> Set task: Count how many lines of the data include "Colori". The answer is that number and nothing else.

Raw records
* start *

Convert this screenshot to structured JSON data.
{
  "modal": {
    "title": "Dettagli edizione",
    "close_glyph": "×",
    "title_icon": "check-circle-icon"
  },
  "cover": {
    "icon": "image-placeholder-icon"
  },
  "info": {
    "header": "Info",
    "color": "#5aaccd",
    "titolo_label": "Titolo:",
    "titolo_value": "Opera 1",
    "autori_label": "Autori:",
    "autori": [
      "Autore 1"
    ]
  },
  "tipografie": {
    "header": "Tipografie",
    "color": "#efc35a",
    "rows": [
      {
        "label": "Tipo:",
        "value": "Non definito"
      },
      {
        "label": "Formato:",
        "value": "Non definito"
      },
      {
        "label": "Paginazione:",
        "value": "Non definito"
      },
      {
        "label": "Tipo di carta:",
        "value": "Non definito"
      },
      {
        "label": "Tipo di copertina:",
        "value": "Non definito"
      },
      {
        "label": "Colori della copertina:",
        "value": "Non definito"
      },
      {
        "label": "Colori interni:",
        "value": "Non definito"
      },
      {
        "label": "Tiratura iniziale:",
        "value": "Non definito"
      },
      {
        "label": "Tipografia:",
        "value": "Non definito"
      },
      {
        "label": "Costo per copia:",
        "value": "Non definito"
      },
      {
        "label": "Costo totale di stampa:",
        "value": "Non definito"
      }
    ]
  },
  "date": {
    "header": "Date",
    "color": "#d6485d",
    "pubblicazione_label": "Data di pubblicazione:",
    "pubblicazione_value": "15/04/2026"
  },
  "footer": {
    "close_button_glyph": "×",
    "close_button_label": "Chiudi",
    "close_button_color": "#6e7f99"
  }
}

* end *

> Solved problem: 2